- [DATA ENTRIES]

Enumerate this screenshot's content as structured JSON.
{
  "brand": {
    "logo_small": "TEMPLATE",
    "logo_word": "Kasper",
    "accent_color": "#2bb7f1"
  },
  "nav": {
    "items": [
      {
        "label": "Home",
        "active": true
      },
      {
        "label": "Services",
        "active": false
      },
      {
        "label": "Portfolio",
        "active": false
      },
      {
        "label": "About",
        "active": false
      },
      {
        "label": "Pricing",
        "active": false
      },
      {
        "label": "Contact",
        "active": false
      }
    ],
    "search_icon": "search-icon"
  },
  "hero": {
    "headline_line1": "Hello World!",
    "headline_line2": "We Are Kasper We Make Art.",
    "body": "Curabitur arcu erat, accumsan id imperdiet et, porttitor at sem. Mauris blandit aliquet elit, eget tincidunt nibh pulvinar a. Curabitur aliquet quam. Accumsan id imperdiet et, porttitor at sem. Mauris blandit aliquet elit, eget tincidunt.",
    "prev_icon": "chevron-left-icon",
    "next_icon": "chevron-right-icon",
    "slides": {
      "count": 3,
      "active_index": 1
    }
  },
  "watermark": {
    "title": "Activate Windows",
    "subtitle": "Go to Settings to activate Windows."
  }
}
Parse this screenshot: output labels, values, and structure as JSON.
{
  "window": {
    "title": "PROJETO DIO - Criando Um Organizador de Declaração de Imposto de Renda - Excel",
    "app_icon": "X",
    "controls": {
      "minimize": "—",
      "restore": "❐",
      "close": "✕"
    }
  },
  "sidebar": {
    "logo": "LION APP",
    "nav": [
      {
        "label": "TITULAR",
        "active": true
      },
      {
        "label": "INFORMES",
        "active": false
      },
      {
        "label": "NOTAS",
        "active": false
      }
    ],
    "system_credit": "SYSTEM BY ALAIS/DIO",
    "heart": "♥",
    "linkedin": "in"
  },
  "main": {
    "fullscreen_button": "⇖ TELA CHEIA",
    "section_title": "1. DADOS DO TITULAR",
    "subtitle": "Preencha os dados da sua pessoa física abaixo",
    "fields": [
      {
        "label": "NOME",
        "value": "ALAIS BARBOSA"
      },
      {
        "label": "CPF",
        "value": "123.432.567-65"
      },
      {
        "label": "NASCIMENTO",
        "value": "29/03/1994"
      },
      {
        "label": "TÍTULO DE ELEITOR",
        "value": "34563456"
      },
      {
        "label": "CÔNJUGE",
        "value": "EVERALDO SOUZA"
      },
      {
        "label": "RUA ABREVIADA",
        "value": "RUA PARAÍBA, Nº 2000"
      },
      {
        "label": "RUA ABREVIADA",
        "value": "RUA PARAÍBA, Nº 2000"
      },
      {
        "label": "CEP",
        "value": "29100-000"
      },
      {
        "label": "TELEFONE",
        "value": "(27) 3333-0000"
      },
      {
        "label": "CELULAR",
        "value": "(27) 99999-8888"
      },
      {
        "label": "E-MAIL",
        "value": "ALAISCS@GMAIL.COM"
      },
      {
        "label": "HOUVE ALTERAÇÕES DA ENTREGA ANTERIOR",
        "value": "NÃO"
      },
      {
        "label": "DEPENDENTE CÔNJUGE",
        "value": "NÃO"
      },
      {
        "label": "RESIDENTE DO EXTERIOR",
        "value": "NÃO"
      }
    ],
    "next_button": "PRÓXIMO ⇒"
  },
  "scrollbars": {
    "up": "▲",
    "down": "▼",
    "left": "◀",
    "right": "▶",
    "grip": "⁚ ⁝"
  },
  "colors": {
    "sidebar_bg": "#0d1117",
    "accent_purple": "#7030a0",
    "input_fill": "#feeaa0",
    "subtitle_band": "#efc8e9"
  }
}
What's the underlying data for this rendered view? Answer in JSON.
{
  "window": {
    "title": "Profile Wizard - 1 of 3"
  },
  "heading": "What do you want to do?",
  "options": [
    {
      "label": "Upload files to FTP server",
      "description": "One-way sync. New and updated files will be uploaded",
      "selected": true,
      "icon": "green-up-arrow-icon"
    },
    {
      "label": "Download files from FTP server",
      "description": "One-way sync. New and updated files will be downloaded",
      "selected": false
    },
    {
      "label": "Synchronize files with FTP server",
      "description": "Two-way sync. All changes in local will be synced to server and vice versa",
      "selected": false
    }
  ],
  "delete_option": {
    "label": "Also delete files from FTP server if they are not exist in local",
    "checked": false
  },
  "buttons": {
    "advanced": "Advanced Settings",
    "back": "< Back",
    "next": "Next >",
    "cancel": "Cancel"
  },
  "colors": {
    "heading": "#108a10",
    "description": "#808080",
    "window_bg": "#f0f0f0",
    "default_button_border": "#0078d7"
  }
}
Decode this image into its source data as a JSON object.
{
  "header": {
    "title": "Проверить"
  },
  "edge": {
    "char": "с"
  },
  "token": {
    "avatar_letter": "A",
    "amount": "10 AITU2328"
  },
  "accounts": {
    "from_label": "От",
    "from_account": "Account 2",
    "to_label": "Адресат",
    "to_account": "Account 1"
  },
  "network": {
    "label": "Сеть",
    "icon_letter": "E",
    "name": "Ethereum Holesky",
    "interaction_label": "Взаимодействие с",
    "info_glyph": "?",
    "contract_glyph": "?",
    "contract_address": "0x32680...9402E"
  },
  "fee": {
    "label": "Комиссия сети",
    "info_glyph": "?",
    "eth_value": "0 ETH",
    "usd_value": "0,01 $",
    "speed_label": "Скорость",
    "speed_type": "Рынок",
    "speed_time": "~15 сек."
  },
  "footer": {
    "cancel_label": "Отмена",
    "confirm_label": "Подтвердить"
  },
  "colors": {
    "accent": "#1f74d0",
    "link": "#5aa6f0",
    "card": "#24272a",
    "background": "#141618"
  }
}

- [TASK GOAL]
Transcribe the entire listing above precisely.

- [RIGHT ANSWER]
Enumerate this screenshot's content as structured JSON.
{
  "brand": {
    "logo_small": "TEMPLATE",
    "logo_word": "Kasper",
    "accent_color": "#2bb7f1"
  },
  "nav": {
    "items": [
      {
        "label": "Home",
        "active": true
      },
      {
        "label": "Services",
        "active": false
      },
      {
        "label": "Portfolio",
        "active": false
      },
      {
        "label": "About",
        "active": false
      },
      {
        "label": "Pricing",
        "active": false
      },
      {
        "label": "Contact",
        "active": false
      }
    ],
    "search_icon": "search-icon"
  },
  "hero": {
    "headline_line1": "Hello World!",
    "headline_line2": "We Are Kasper We Make Art.",
    "body": "Curabitur arcu erat, accumsan id imperdiet et, porttitor at sem. Mauris blandit aliquet elit, eget tincidunt nibh pulvinar a. Curabitur aliquet quam. Accumsan id imperdiet et, porttitor at sem. Mauris blandit aliquet elit, eget tincidunt.",
    "prev_icon": "chevron-left-icon",
    "next_icon": "chevron-right-icon",
    "slides": {
      "count": 3,
      "active_index": 1
    }
  },
  "watermark": {
    "title": "Activate Windows",
    "subtitle": "Go to Settings to activate Windows."
  }
}
Parse this screenshot: output labels, values, and structure as JSON.
{
  "window": {
    "title": "PROJETO DIO - Criando Um Organizador de Declaração de Imposto de Renda - Excel",
    "app_icon": "X",
    "controls": {
      "minimize": "—",
      "restore": "❐",
      "close": "✕"
    }
  },
  "sidebar": {
    "logo": "LION APP",
    "nav": [
      {
        "label": "TITULAR",
        "active": true
      },
      {
        "label": "INFORMES",
        "active": false
      },
      {
        "label": "NOTAS",
        "active": false
      }
    ],
    "system_credit": "SYSTEM BY ALAIS/DIO",
    "heart": "♥",
    "linkedin": "in"
  },
  "main": {
    "fullscreen_button": "⇖ TELA CHEIA",
    "section_title": "1. DADOS DO TITULAR",
    "subtitle": "Preencha os dados da sua pessoa física abaixo",
    "fields": [
      {
        "label": "NOME",
        "value": "ALAIS BARBOSA"
      },
      {
        "label": "CPF",
        "value": "123.432.567-65"
      },
      {
        "label": "NASCIMENTO",
        "value": "29/03/1994"
      },
      {
        "label": "TÍTULO DE ELEITOR",
        "value": "34563456"
      },
      {
        "label": "CÔNJUGE",
        "value": "EVERALDO SOUZA"
      },
      {
        "label": "RUA ABREVIADA",
        "value": "RUA PARAÍBA, Nº 2000"
      },
      {
        "label": "RUA ABREVIADA",
        "value": "RUA PARAÍBA, Nº 2000"
      },
      {
        "label": "CEP",
        "value": "29100-000"
      },
      {
        "label": "TELEFONE",
        "value": "(27) 3333-0000"
      },
      {
        "label": "CELULAR",
        "value": "(27) 99999-8888"
      },
      {
        "label": "E-MAIL",
        "value": "ALAISCS@GMAIL.COM"
      },
      {
        "label": "HOUVE ALTERAÇÕES DA ENTREGA ANTERIOR",
        "value": "NÃO"
      },
      {
        "label": "DEPENDENTE CÔNJUGE",
        "value": "NÃO"
      },
      {
        "label": "RESIDENTE DO EXTERIOR",
        "value": "NÃO"
      }
    ],
    "next_button": "PRÓXIMO ⇒"
  },
  "scrollbars": {
    "up": "▲",
    "down": "▼",
    "left": "◀",
    "right": "▶",
    "grip": "⁚ ⁝"
  },
  "colors": {
    "sidebar_bg": "#0d1117",
    "accent_purple": "#7030a0",
    "input_fill": "#feeaa0",
    "subtitle_band": "#efc8e9"
  }
}
What's the underlying data for this rendered view? Answer in JSON.
{
  "window": {
    "title": "Profile Wizard - 1 of 3"
  },
  "heading": "What do you want to do?",
  "options": [
    {
      "label": "Upload files to FTP server",
      "description": "One-way sync. New and updated files will be uploaded",
      "selected": true,
      "icon": "green-up-arrow-icon"
    },
    {
      "label": "Download files from FTP server",
      "description": "One-way sync. New and updated files will be downloaded",
      "selected": false
    },
    {
      "label": "Synchronize files with FTP server",
      "description": "Two-way sync. All changes in local will be synced to server and vice versa",
      "selected": false
    }
  ],
  "delete_option": {
    "label": "Also delete files from FTP server if they are not exist in local",
    "checked": false
  },
  "buttons": {
    "advanced": "Advanced Settings",
    "back": "< Back",
    "next": "Next >",
    "cancel": "Cancel"
  },
  "colors": {
    "heading": "#108a10",
    "description": "#808080",
    "window_bg": "#f0f0f0",
    "default_button_border": "#0078d7"
  }
}
Decode this image into its source data as a JSON object.
{
  "header": {
    "title": "Проверить"
  },
  "edge": {
    "char": "с"
  },
  "token": {
    "avatar_letter": "A",
    "amount": "10 AITU2328"
  },
  "accounts": {
    "from_label": "От",
    "from_account": "Account 2",
    "to_label": "Адресат",
    "to_account": "Account 1"
  },
  "network": {
    "label": "Сеть",
    "icon_letter": "E",
    "name": "Ethereum Holesky",
    "interaction_label": "Взаимодействие с",
    "info_glyph": "?",
    "contract_glyph": "?",
    "contract_address": "0x32680...9402E"
  },
  "fee": {
    "label": "Комиссия сети",
    "info_glyph": "?",
    "eth_value": "0 ETH",
    "usd_value": "0,01 $",
    "speed_label": "Скорость",
    "speed_type": "Рынок",
    "speed_time": "~15 сек."
  },
  "footer": {
    "cancel_label": "Отмена",
    "confirm_label": "Подтвердить"
  },
  "colors": {
    "accent": "#1f74d0",
    "link": "#5aa6f0",
    "card": "#24272a",
    "background": "#141618"
  }
}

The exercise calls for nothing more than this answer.